TASK TO CARRY OUT >>
Extract every line of the data below and reproduce each one verbatim.

MATERIALS PROVIDED >>
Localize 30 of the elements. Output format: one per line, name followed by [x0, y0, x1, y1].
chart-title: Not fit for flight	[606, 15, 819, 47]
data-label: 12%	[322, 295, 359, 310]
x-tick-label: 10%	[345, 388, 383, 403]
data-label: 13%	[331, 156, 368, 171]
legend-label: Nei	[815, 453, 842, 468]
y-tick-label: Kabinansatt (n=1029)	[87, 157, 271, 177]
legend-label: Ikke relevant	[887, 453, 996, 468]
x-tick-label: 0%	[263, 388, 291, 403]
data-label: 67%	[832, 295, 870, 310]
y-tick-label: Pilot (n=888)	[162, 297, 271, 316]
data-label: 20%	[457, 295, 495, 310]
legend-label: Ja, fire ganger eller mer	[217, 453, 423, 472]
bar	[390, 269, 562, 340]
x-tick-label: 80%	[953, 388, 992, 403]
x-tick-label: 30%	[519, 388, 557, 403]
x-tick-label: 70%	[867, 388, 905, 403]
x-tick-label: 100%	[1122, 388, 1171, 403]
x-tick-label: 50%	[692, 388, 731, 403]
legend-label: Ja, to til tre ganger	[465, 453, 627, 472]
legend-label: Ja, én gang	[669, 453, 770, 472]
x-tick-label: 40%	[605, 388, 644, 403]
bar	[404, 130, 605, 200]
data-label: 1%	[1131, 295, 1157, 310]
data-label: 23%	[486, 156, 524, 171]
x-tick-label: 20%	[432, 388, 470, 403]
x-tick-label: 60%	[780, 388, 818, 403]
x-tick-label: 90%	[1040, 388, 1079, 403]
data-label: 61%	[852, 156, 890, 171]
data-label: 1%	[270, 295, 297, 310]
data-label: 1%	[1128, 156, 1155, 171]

CORRECT RESPONSE >>
Localize 30 of the elements. Output format: one per line, name followed by [x0, y0, x1, y1].
chart-title: Not fit for flight	[606, 15, 819, 47]
data-label: 12%	[322, 295, 359, 310]
x-tick-label: 10%	[345, 388, 383, 403]
data-label: 13%	[331, 156, 368, 171]
legend-label: Nei	[815, 453, 842, 468]
y-tick-label: Kabinansatt (n=1029)	[87, 157, 271, 177]
legend-label: Ikke relevant	[887, 453, 996, 468]
x-tick-label: 0%	[263, 388, 291, 403]
data-label: 67%	[832, 295, 870, 310]
y-tick-label: Pilot (n=888)	[162, 297, 271, 316]
data-label: 20%	[457, 295, 495, 310]
legend-label: Ja, fire ganger eller mer	[217, 453, 423, 472]
bar	[390, 269, 562, 340]
x-tick-label: 80%	[953, 388, 992, 403]
x-tick-label: 30%	[519, 388, 557, 403]
x-tick-label: 70%	[867, 388, 905, 403]
x-tick-label: 100%	[1122, 388, 1171, 403]
x-tick-label: 50%	[692, 388, 731, 403]
legend-label: Ja, to til tre ganger	[465, 453, 627, 472]
legend-label: Ja, én gang	[669, 453, 770, 472]
x-tick-label: 40%	[605, 388, 644, 403]
bar	[404, 130, 605, 200]
data-label: 1%	[1131, 295, 1157, 310]
data-label: 23%	[486, 156, 524, 171]
x-tick-label: 20%	[432, 388, 470, 403]
x-tick-label: 60%	[780, 388, 818, 403]
x-tick-label: 90%	[1040, 388, 1079, 403]
data-label: 61%	[852, 156, 890, 171]
data-label: 1%	[270, 295, 297, 310]
data-label: 1%	[1128, 156, 1155, 171]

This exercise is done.